Material:
* begin *
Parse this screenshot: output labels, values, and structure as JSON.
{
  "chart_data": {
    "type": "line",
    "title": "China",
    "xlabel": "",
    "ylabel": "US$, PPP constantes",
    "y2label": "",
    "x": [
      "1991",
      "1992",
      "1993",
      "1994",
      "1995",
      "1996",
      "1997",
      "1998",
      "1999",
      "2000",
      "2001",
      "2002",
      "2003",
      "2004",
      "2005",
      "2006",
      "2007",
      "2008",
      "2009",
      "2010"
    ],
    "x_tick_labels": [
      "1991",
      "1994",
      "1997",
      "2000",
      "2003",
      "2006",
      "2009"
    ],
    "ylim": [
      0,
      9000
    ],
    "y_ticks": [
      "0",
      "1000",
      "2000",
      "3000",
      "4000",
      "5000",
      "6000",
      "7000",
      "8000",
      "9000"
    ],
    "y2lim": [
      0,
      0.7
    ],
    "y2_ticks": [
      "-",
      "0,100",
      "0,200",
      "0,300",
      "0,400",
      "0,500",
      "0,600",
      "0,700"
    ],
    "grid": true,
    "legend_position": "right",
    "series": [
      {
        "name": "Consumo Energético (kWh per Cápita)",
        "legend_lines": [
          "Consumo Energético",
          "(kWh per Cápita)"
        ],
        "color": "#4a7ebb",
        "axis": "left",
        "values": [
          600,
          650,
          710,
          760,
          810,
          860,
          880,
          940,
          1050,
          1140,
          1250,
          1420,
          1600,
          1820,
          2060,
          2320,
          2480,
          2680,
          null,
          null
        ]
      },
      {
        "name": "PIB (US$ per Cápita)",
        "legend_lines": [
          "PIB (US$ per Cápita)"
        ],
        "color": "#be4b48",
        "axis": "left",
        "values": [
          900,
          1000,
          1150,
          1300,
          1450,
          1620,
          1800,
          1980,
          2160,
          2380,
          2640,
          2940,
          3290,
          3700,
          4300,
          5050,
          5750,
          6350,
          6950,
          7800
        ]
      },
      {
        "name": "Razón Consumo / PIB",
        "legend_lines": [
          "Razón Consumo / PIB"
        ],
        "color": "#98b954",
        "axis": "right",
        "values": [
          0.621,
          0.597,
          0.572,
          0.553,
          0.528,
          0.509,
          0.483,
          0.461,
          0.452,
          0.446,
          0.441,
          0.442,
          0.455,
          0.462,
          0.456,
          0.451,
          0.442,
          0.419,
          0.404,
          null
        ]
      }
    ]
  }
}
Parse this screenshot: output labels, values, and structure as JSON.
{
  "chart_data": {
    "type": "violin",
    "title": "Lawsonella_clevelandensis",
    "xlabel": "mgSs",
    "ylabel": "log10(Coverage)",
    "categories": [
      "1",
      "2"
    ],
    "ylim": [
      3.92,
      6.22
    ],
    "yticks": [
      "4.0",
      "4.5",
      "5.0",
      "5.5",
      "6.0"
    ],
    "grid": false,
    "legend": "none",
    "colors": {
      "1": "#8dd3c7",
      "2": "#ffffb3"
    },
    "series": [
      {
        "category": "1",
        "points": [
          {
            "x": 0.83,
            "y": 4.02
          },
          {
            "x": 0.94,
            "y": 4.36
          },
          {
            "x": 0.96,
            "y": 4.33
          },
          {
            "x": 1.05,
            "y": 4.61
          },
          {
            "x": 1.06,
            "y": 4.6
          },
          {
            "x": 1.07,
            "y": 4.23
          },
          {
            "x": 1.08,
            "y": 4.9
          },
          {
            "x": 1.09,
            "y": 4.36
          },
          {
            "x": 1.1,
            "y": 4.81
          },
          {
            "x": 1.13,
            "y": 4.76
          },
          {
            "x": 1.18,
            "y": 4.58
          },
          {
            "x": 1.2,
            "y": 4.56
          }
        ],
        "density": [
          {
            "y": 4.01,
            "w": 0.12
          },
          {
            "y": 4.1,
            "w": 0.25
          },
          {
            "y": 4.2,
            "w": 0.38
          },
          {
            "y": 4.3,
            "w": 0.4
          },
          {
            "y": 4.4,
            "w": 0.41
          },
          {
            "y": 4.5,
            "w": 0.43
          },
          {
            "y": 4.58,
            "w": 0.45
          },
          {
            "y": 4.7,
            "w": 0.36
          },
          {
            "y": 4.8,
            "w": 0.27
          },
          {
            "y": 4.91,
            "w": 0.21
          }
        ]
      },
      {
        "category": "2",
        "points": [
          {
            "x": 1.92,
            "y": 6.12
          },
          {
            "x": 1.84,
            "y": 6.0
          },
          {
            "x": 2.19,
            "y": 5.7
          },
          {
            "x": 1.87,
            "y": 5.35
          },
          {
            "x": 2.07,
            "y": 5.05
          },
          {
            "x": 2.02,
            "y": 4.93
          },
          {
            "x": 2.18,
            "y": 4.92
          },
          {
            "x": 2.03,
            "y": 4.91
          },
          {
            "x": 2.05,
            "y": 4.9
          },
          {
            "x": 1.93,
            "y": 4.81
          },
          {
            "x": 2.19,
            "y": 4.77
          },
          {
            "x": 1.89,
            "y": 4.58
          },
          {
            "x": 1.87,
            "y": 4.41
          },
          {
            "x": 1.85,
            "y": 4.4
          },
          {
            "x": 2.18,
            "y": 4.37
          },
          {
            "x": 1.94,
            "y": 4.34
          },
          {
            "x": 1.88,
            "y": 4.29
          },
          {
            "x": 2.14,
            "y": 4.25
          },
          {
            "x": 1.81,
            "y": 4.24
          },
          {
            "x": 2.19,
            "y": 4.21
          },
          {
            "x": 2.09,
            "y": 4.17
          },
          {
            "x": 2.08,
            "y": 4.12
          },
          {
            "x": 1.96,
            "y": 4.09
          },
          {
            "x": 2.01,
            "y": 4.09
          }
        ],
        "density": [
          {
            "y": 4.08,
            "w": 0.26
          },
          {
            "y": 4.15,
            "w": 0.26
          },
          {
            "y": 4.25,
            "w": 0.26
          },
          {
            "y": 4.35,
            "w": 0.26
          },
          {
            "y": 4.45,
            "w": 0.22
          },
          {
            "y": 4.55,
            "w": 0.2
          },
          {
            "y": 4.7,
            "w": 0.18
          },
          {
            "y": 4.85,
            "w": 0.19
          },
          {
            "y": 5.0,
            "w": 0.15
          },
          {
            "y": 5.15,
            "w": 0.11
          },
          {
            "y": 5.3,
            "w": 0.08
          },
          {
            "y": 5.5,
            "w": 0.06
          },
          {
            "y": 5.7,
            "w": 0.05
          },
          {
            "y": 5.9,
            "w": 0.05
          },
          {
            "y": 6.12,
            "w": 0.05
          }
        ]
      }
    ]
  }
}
* end *
Instruction:
Output every record above exactly as it appears.

Solution to the exercise:
Parse this screenshot: output labels, values, and structure as JSON.
{
  "chart_data": {
    "type": "line",
    "title": "China",
    "xlabel": "",
    "ylabel": "US$, PPP constantes",
    "y2label": "",
    "x": [
      "1991",
      "1992",
      "1993",
      "1994",
      "1995",
      "1996",
      "1997",
      "1998",
      "1999",
      "2000",
      "2001",
      "2002",
      "2003",
      "2004",
      "2005",
      "2006",
      "2007",
      "2008",
      "2009",
      "2010"
    ],
    "x_tick_labels": [
      "1991",
      "1994",
      "1997",
      "2000",
      "2003",
      "2006",
      "2009"
    ],
    "ylim": [
      0,
      9000
    ],
    "y_ticks": [
      "0",
      "1000",
      "2000",
      "3000",
      "4000",
      "5000",
      "6000",
      "7000",
      "8000",
      "9000"
    ],
    "y2lim": [
      0,
      0.7
    ],
    "y2_ticks": [
      "-",
      "0,100",
      "0,200",
      "0,300",
      "0,400",
      "0,500",
      "0,600",
      "0,700"
    ],
    "grid": true,
    "legend_position": "right",
    "series": [
      {
        "name": "Consumo Energético (kWh per Cápita)",
        "legend_lines": [
          "Consumo Energético",
          "(kWh per Cápita)"
        ],
        "color": "#4a7ebb",
        "axis": "left",
        "values": [
          600,
          650,
          710,
          760,
          810,
          860,
          880,
          940,
          1050,
          1140,
          1250,
          1420,
          1600,
          1820,
          2060,
          2320,
          2480,
          2680,
          null,
          null
        ]
      },
      {
        "name": "PIB (US$ per Cápita)",
        "legend_lines": [
          "PIB (US$ per Cápita)"
        ],
        "color": "#be4b48",
        "axis": "left",
        "values": [
          900,
          1000,
          1150,
          1300,
          1450,
          1620,
          1800,
          1980,
          2160,
          2380,
          2640,
          2940,
          3290,
          3700,
          4300,
          5050,
          5750,
          6350,
          6950,
          7800
        ]
      },
      {
        "name": "Razón Consumo / PIB",
        "legend_lines": [
          "Razón Consumo / PIB"
        ],
        "color": "#98b954",
        "axis": "right",
        "values": [
          0.621,
          0.597,
          0.572,
          0.553,
          0.528,
          0.509,
          0.483,
          0.461,
          0.452,
          0.446,
          0.441,
          0.442,
          0.455,
          0.462,
          0.456,
          0.451,
          0.442,
          0.419,
          0.404,
          null
        ]
      }
    ]
  }
}
Parse this screenshot: output labels, values, and structure as JSON.
{
  "chart_data": {
    "type": "violin",
    "title": "Lawsonella_clevelandensis",
    "xlabel": "mgSs",
    "ylabel": "log10(Coverage)",
    "categories": [
      "1",
      "2"
    ],
    "ylim": [
      3.92,
      6.22
    ],
    "yticks": [
      "4.0",
      "4.5",
      "5.0",
      "5.5",
      "6.0"
    ],
    "grid": false,
    "legend": "none",
    "colors": {
      "1": "#8dd3c7",
      "2": "#ffffb3"
    },
    "series": [
      {
        "category": "1",
        "points": [
          {
            "x": 0.83,
            "y": 4.02
          },
          {
            "x": 0.94,
            "y": 4.36
          },
          {
            "x": 0.96,
            "y": 4.33
          },
          {
            "x": 1.05,
            "y": 4.61
          },
          {
            "x": 1.06,
            "y": 4.6
          },
          {
            "x": 1.07,
            "y": 4.23
          },
          {
            "x": 1.08,
            "y": 4.9
          },
          {
            "x": 1.09,
            "y": 4.36
          },
          {
            "x": 1.1,
            "y": 4.81
          },
          {
            "x": 1.13,
            "y": 4.76
          },
          {
            "x": 1.18,
            "y": 4.58
          },
          {
            "x": 1.2,
            "y": 4.56
          }
        ],
        "density": [
          {
            "y": 4.01,
            "w": 0.12
          },
          {
            "y": 4.1,
            "w": 0.25
          },
          {
            "y": 4.2,
            "w": 0.38
          },
          {
            "y": 4.3,
            "w": 0.4
          },
          {
            "y": 4.4,
            "w": 0.41
          },
          {
            "y": 4.5,
            "w": 0.43
          },
          {
            "y": 4.58,
            "w": 0.45
          },
          {
            "y": 4.7,
            "w": 0.36
          },
          {
            "y": 4.8,
            "w": 0.27
          },
          {
            "y": 4.91,
            "w": 0.21
          }
        ]
      },
      {
        "category": "2",
        "points": [
          {
            "x": 1.92,
            "y": 6.12
          },
          {
            "x": 1.84,
            "y": 6.0
          },
          {
            "x": 2.19,
            "y": 5.7
          },
          {
            "x": 1.87,
            "y": 5.35
          },
          {
            "x": 2.07,
            "y": 5.05
          },
          {
            "x": 2.02,
            "y": 4.93
          },
          {
            "x": 2.18,
            "y": 4.92
          },
          {
            "x": 2.03,
            "y": 4.91
          },
          {
            "x": 2.05,
            "y": 4.9
          },
          {
            "x": 1.93,
            "y": 4.81
          },
          {
            "x": 2.19,
            "y": 4.77
          },
          {
            "x": 1.89,
            "y": 4.58
          },
          {
            "x": 1.87,
            "y": 4.41
          },
          {
            "x": 1.85,
            "y": 4.4
          },
          {
            "x": 2.18,
            "y": 4.37
          },
          {
            "x": 1.94,
            "y": 4.34
          },
          {
            "x": 1.88,
            "y": 4.29
          },
          {
            "x": 2.14,
            "y": 4.25
          },
          {
            "x": 1.81,
            "y": 4.24
          },
          {
            "x": 2.19,
            "y": 4.21
          },
          {
            "x": 2.09,
            "y": 4.17
          },
          {
            "x": 2.08,
            "y": 4.12
          },
          {
            "x": 1.96,
            "y": 4.09
          },
          {
            "x": 2.01,
            "y": 4.09
          }
        ],
        "density": [
          {
            "y": 4.08,
            "w": 0.26
          },
          {
            "y": 4.15,
            "w": 0.26
          },
          {
            "y": 4.25,
            "w": 0.26
          },
          {
            "y": 4.35,
            "w": 0.26
          },
          {
            "y": 4.45,
            "w": 0.22
          },
          {
            "y": 4.55,
            "w": 0.2
          },
          {
            "y": 4.7,
            "w": 0.18
          },
          {
            "y": 4.85,
            "w": 0.19
          },
          {
            "y": 5.0,
            "w": 0.15
          },
          {
            "y": 5.15,
            "w": 0.11
          },
          {
            "y": 5.3,
            "w": 0.08
          },
          {
            "y": 5.5,
            "w": 0.06
          },
          {
            "y": 5.7,
            "w": 0.05
          },
          {
            "y": 5.9,
            "w": 0.05
          },
          {
            "y": 6.12,
            "w": 0.05
          }
        ]
      }
    ]
  }
}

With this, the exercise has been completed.